--- BEGIN Excerpted data ---

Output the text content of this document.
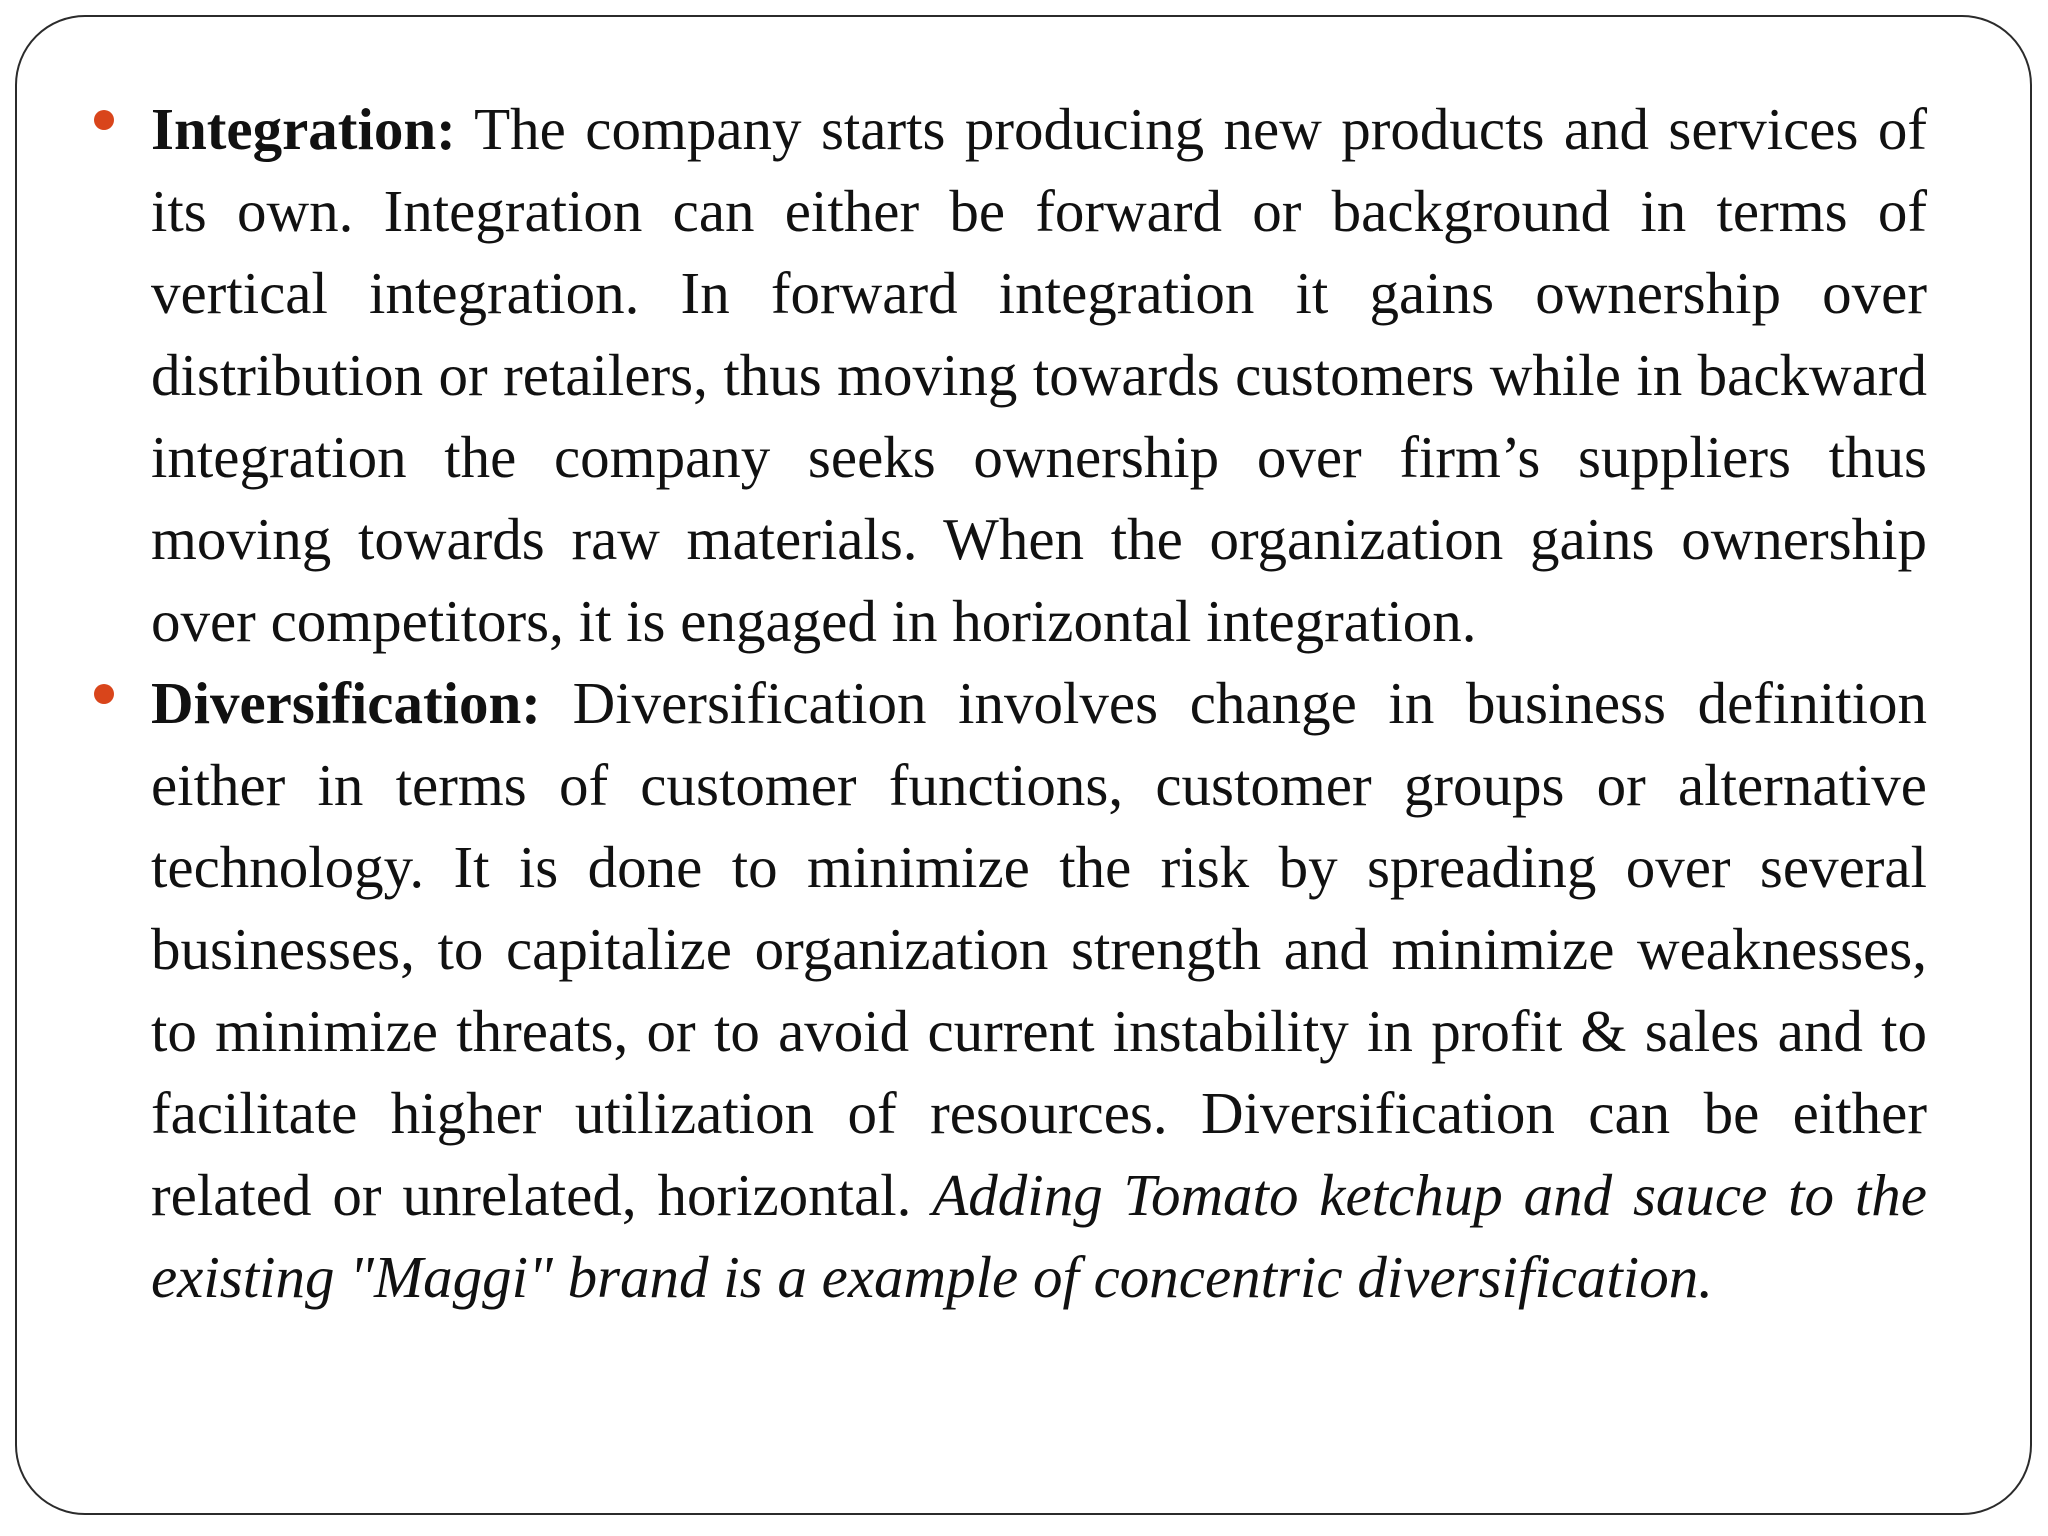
Integration: The company starts producing new products and services of its own. Integration can either be forward or background in terms of vertical integration. In forward integration it gains ownership over distribution or retailers, thus moving towards customers while in backward integration the company seeks ownership over firm’s suppliers thus moving towards raw materials. When the organization gains ownership over competitors, it is engaged in horizontal integration.

Diversification: Diversification involves change in business definition either in terms of customer functions, customer groups or alternative technology. It is done to minimize the risk by spreading over several businesses, to capitalize organization strength and minimize weaknesses, to minimize threats, or to avoid current instability in profit & sales and to facilitate higher utilization of resources. Diversification can be either related or unrelated, horizontal. Adding Tomato ketchup and sauce to the existing "Maggi" brand is a example of concentric diversification.
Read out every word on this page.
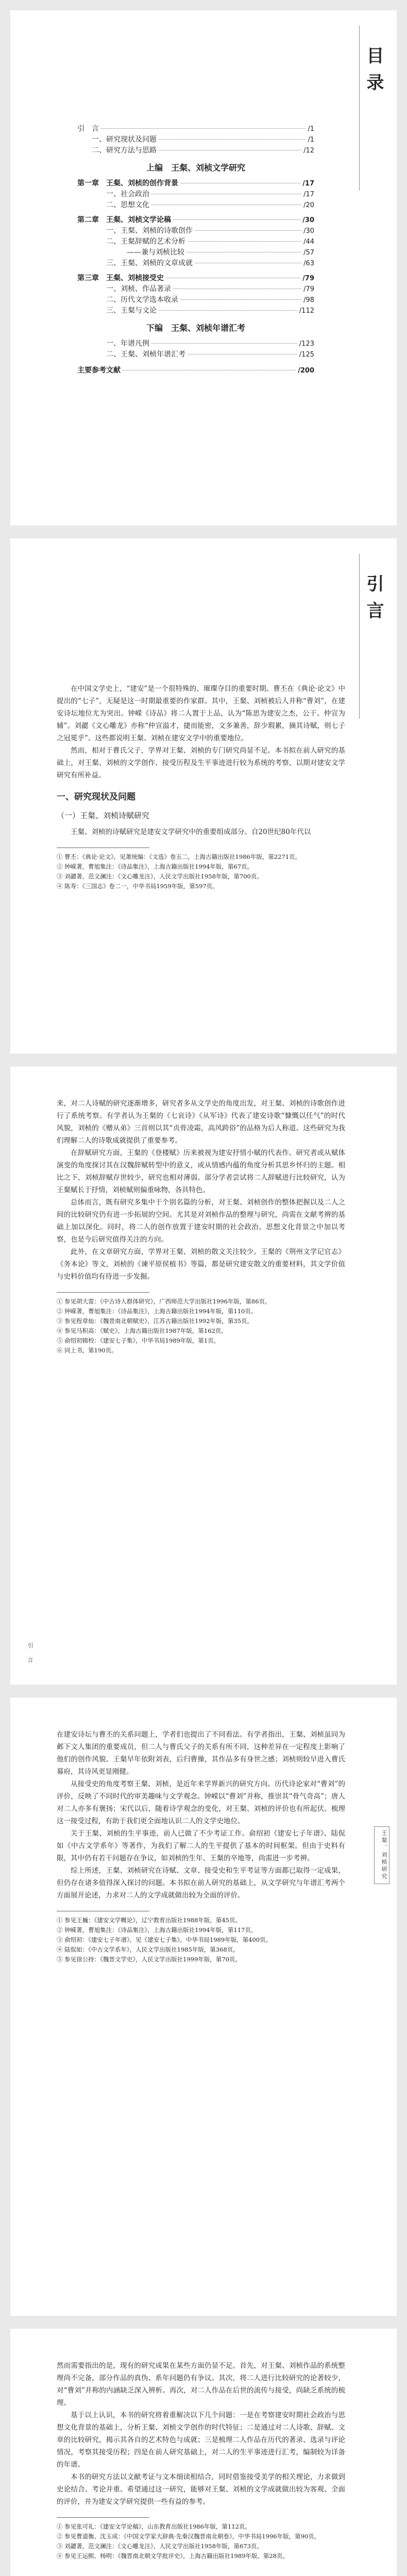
目录
引　言	/1
一、研究现状及问题	/1
二、研究方法与思路	/12
上编　王粲、刘桢文学研究
第一章　王粲、刘桢的创作背景	/17
一、社会政治	/17
二、思想文化	/20
第二章　王粲、刘桢文学论稿	/30
一、王粲、刘桢的诗歌创作	/30
二、王粲辞赋的艺术分析	/44
——兼与刘桢比较	/57
三、王粲、刘桢的文章成就	/63
第三章　王粲、刘桢接受史	/79
一、刘桢、作品著录	/79
二、历代文学选本收录	/98
三、王粲与文论	/112
下编　王粲、刘桢年谱汇考
一、年谱凡例	/123
二、王粲、刘桢年谱汇考	/125
主要参考文献	/200
引言

在中国文学史上，“建安”是一个很特殊的、璀璨夺目的重要时期。曹丕在《典论·论文》中提出的“七子”，无疑是这一时期最重要的作家群。其中，王粲、刘桢被后人并称“曹刘”，在建安诗坛地位尤为突出。钟嵘《诗品》将二人置于上品，认为“陈思为建安之杰，公干、仲宣为辅”。刘勰《文心雕龙》亦称“仲宣溢才，捷而能密，文多兼善，辞少瑕累，摘其诗赋，则七子之冠冕乎”。这些都说明王粲、刘桢在建安文学中的重要地位。

然而，相对于曹氏父子，学界对王粲、刘桢的专门研究尚显不足。本书拟在前人研究的基础上，对王粲、刘桢的文学创作、接受历程及生平事迹进行较为系统的考察，以期对建安文学研究有所补益。

一、研究现状及问题
（一）王粲、刘桢诗赋研究

王粲、刘桢的诗赋研究是建安文学研究中的重要组成部分。自20世纪80年代以

① 曹丕：《典论·论文》，见萧统编：《文选》卷五二，上海古籍出版社1986年版，第2271页。
② 钟嵘著，曹旭集注：《诗品集注》，上海古籍出版社1994年版，第67页。
③ 刘勰著，范文澜注：《文心雕龙注》，人民文学出版社1958年版，第700页。
④ 陈寿：《三国志》卷二一，中华书局1959年版，第597页。

来，对二人诗赋的研究逐渐增多，研究者多从文学史的角度出发，对王粲、刘桢的诗歌创作进行了系统考察。有学者认为王粲的《七哀诗》《从军诗》代表了建安诗歌“慷慨以任气”的时代风貌，刘桢的《赠从弟》三首则以其“贞骨凌霜，高风跨俗”的品格为后人称道。这些研究为我们理解二人的诗歌成就提供了重要参考。

在辞赋研究方面，王粲的《登楼赋》历来被视为建安抒情小赋的代表作。研究者或从赋体演变的角度探讨其在汉魏辞赋转型中的意义，或从情感内蕴的角度分析其思乡怀归的主题。相比之下，刘桢辞赋存世较少，研究也相对薄弱。部分学者尝试将二人辞赋进行比较研究，认为王粲赋长于抒情，刘桢赋则偏重咏物，各具特色。

总体而言，既有研究多集中于个别名篇的分析，对王粲、刘桢创作的整体把握以及二人之间的比较研究仍有进一步拓展的空间。尤其是对刘桢作品的整理与研究，尚需在文献考辨的基础上加以深化。同时，将二人的创作放置于建安时期的社会政治、思想文化背景之中加以考察，也是今后研究值得关注的方向。

此外，在文章研究方面，学界对王粲、刘桢的散文关注较少。王粲的《荆州文学记官志》《务本论》等文，刘桢的《谏平原侯植书》等篇，都是研究建安散文的重要材料，其文学价值与史料价值均有待进一步发掘。

① 参见胡大雷：《中古诗人群体研究》，广西师范大学出版社1996年版，第86页。
② 钟嵘著，曹旭集注：《诗品集注》，上海古籍出版社1994年版，第110页。
③ 参见程章灿：《魏晋南北朝赋史》，江苏古籍出版社1992年版，第35页。
④ 参见马积高：《赋史》，上海古籍出版社1987年版，第162页。
⑤ 俞绍初辑校：《建安七子集》，中华书局1989年版，第1页。
⑥ 同上书，第190页。
引　言
王粲、刘桢研究

在建安诗坛与曹丕的关系问题上，学者们也提出了不同看法。有学者指出，王粲、刘桢虽同为邺下文人集团的重要成员，但二人与曹氏父子的关系有所不同，这种差异在一定程度上影响了他们的创作风貌。王粲早年依附刘表，后归曹操，其作品多有身世之感；刘桢则较早进入曹氏幕府，其诗风更显刚健。

从接受史的角度考察王粲、刘桢，是近年来学界新兴的研究方向。历代诗论家对“曹刘”的评价，反映了不同时代的审美趣味与文学观念。钟嵘以“曹刘”并称，推崇其“骨气奇高”；唐人对二人亦多有褒扬；宋代以后，随着诗学观念的变化，对王粲、刘桢的评价也有所起伏。梳理这一接受过程，有助于我们更全面地认识二人的文学史地位。

关于王粲、刘桢的生平事迹，前人已做了不少考证工作。俞绍初《建安七子年谱》、陆侃如《中古文学系年》等著作，为我们了解二人的生平提供了基本的时间框架。但由于史料有限，其中仍有若干问题存在争议，如刘桢的生年、王粲的卒地等，尚需进一步考辨。

综上所述，王粲、刘桢研究在诗赋、文章、接受史和生平考证等方面都已取得一定成果，但仍存在诸多值得深入探讨的问题。本书拟在前人研究的基础上，从文学研究与年谱汇考两个方面展开论述，力求对二人的文学成就做出较为全面的评价。

① 参见王巍：《建安文学概论》，辽宁教育出版社1988年版，第45页。
② 钟嵘著，曹旭集注：《诗品集注》，上海古籍出版社1994年版，第117页。
③ 俞绍初：《建安七子年谱》，见《建安七子集》，中华书局1989年版，第400页。
④ 陆侃如：《中古文学系年》，人民文学出版社1985年版，第368页。
⑤ 参见徐公持：《魏晋文学史》，人民文学出版社1999年版，第70页。

然而需要指出的是，现有的研究成果在某些方面仍显不足。首先，对王粲、刘桢作品的系统整理尚不完备，部分作品的真伪、系年问题仍有争议。其次，将二人进行比较研究的论著较少，对“曹刘”并称的内涵缺乏深入辨析。再次，对二人作品在后世的流传与接受，尚缺乏系统的梳理。

基于以上认识，本书的研究将着重解决以下几个问题：一是在考察建安时期社会政治与思想文化背景的基础上，分析王粲、刘桢文学创作的时代特征；二是通过对二人诗歌、辞赋、文章的比较研究，揭示其各自的艺术特色与成就；三是梳理二人作品在历代的著录、选录与评论情况，考察其接受历程；四是在前人研究基础上，对二人的生平事迹进行汇考，编制较为详备的年谱。

本书的研究方法以文献考证与文本细读相结合，同时借鉴接受美学的相关理论，力求做到史论结合、考论并重。希望通过这一研究，能够对王粲、刘桢的文学成就做出较为客观、全面的评价，并为建安文学研究提供一些有益的参考。

① 参见张可礼：《建安文学论稿》，山东教育出版社1986年版，第112页。
② 参见曹道衡、沈玉成：《中国文学家大辞典·先秦汉魏晋南北朝卷》，中华书局1996年版，第90页。
③ 刘勰著，范文澜注：《文心雕龙注》，人民文学出版社1958年版，第673页。
④ 参见王运熙、杨明：《魏晋南北朝文学批评史》，上海古籍出版社1989年版，第28页。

--- END Excerpted data ---

§ What is asked: Copy out each line of the listing that holds "this".

§ Answer below:
Output the text content of this document.
Read out every word on this page.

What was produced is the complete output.